On April 12, 1996, around midnight, a Fairlawn police officer observed the appellee's vehicle exiting Rose Hill Cemetery onto West Market Street. Officer Ames was aware of previous complaints of possible “Devil Worship” and other activities occurring in the cemetery. The complaints were based upon reports of cars entering the cemetery late at night, and different colored candles having been found at various grave sites in the cemetery. Officer Ames observed three young people in the vehicle and turned her patrol car around to follow them. Although the officer did not observe any traffic violations or notice anything irregular with the appellee's operation of his vehicle, she initiated a traffic stop to further investigate the possibility of criminal activity.
When the appellee stepped out of his car, he appeared unsteady and allegedly exhibited other traits that led the officer to believe that he had been drinking. Officer Ames administered the horizontal gaze nystagmus test and field sobriety tests, and arrested the appellee for driving under the influence.
The appellee moved to suppress any evidence obtained, alleging that he was unlawfully stopped and detained because there was no “reasonable suspicion based upon articulable facts” that a crime had been committed or was about to be committed, and, thus, the stop was constitutionally impermissible. The trial court granted the appellee's motion. The state timely appeals, asserting the following assignment of error:
“The trial court erred in granting appellee's motion to suppress as the officer did have reasonable suspicion based on specific and articulable facts to initiate an investigatory stop.”

:: Goals ::
- a) From the passage on the Fairlawn traffic stop, quote the stretch from "When the appellee" through "under the influence.".
- b) Answer these questions from the passage on the Fairlawn traffic stop:
(i) What cemetery did the appellee's vehicle exit?
(ii) How many young people did the officer observe in the vehicle?
(iii) How did the trial court rule on the appellee's motion to suppress?
- c) Carry on the passage on the Fairlawn traffic stop, picking up after its final sentence.
The records after this point have no part in this work.

:: Provided material ::
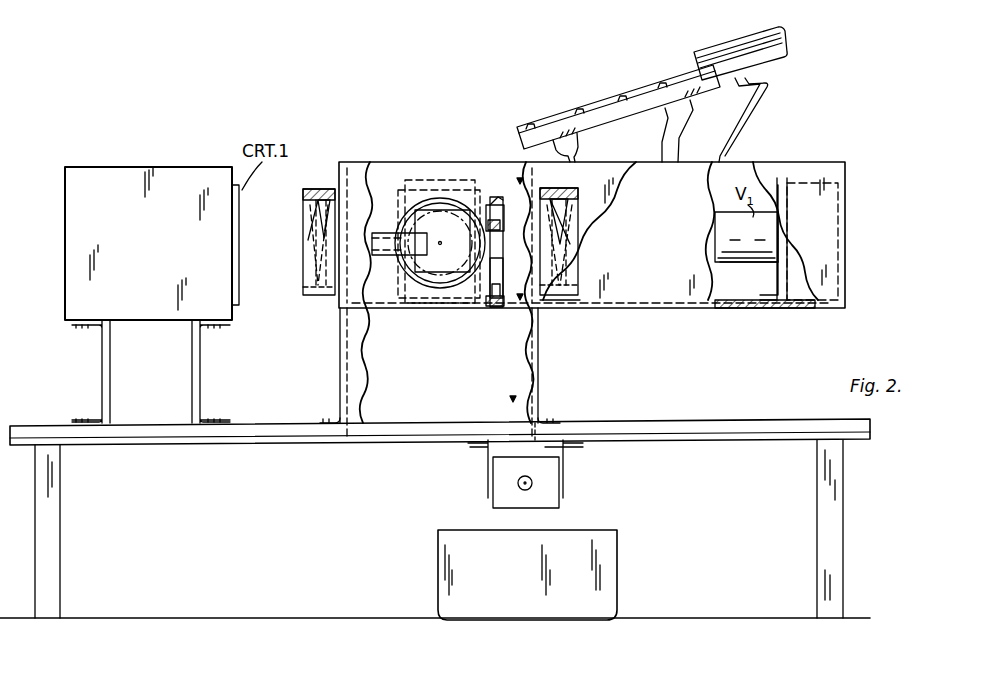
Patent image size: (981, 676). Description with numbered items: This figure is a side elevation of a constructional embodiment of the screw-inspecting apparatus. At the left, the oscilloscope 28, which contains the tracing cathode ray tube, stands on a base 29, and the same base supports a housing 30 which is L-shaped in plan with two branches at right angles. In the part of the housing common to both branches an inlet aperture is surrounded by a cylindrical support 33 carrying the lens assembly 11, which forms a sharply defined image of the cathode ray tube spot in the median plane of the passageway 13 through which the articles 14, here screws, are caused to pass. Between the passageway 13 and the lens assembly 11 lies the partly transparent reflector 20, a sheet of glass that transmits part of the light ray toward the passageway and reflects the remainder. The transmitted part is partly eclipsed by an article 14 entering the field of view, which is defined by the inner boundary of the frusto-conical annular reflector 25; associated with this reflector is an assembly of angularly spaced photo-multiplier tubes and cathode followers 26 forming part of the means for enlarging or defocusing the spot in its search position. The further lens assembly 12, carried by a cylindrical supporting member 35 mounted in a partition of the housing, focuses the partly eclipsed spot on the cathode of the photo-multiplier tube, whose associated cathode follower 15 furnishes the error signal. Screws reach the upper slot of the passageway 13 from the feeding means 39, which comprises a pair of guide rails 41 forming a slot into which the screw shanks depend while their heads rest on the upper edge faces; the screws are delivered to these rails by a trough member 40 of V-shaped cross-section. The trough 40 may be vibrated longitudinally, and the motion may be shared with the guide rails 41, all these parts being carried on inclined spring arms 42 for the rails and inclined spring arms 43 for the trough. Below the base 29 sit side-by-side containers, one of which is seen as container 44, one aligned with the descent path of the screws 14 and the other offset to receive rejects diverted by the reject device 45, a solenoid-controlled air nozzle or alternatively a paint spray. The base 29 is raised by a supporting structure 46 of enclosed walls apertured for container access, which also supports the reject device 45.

The lens assembly 11 is at (303, 215).
The further lens assembly 12 is at (570, 215).
The passageway 13 is at (498, 308).
The articles 14 is at (530, 122).
The cathode follower 15 is at (796, 305).
The partly transparent reflector 20 is at (440, 261).
The annular reflector 25 is at (490, 212).
The photo-multiplier tubes and cathode followers 26 is at (502, 198).
The oscilloscope 28 is at (150, 167).
The base 29 is at (152, 442).
The housing 30 is at (632, 308).
The cylindrical support 33 is at (306, 188).
The cylindrical supporting member 35 is at (563, 194).
The feeding means 39 is at (618, 91).
The trough member 40 is at (732, 52).
The guide rails 41 is at (636, 112).
The inclined spring arms 42 is at (575, 155).
The inclined spring arms 43 is at (738, 125).
The container 44 is at (617, 542).
The reject device 45 is at (497, 487).
The supporting structure 46 is at (52, 506).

:: Solved problems ::
- a)
When the appellee stepped out of his car, he appeared unsteady and allegedly exhibited other traits that led the officer to believe that he had been drinking. Officer Ames administered the horizontal gaze nystagmus test and field sobriety tests, and arrested the appellee for driving under the influence.

- b)
(i) Rose Hill Cemetery
(ii) Three
(iii) It granted the motion.

- c)
In Terry v. Ohio (1968), 392 U.S. 1, 88 S.Ct. 1868, 20 L.Ed.2d 889, the United States Supreme Court established the standard for reviewing the constitutionality of an investigatory stop. The court held that a police officer who lacks probable cause, but whose observations lead him to reasonably suspect that a particular individual has committed, is committing, or is about to commit a crime may detain that person briefly in order to investigate the circumstances that provoke suspicion. Id. at 21-22, 88 S.Ct. at 1879-1881, 20 L.Ed.2d at 909. See, also, Delaware v. Prouse (1979), 440 U.S. 648, 99 S.Ct. 1391, 59 L.Ed.2d 660. Although a reasonable suspicion is a less stringent standard than probable cause, it must be supported by objective, specific, and articulable facts. Terry at 21, 88 S.Ct. at 1879-1880, 20 L.Ed.2d at 905-906; State v. Carlson (1995), 102 Ohio App.3d 585, 590, 657 N.E.2d 591, 594-595.
The question of whether an officer has a reasonable suspicion to make an investigatory stop is to be reviewed by an appellate court de novo. Ornelas v. United States (May 28, 1996), 517 U.S. 690, 116 S.Ct. 1657, 134 L.Ed.2d 911, State v. Gutierrez (July 17, 1996), Medina App. No. 2215-M, unreported, at 6, 1996 WL 397140. Courts are required to exclude evidence obtained by means of seizures and searches found violative of the Fourth Amendment. See State v. Halczyszak (1986), 25 Ohio St.3d 301, 302, 25 OBR 360, 360-361, 496 N.E.2d 925; Mapp v. Ohio (1961), 367 U.S. 643, 657, 81 S.Ct. 1684, 1692-1693, 6 L.Ed.2d 1081, 1091.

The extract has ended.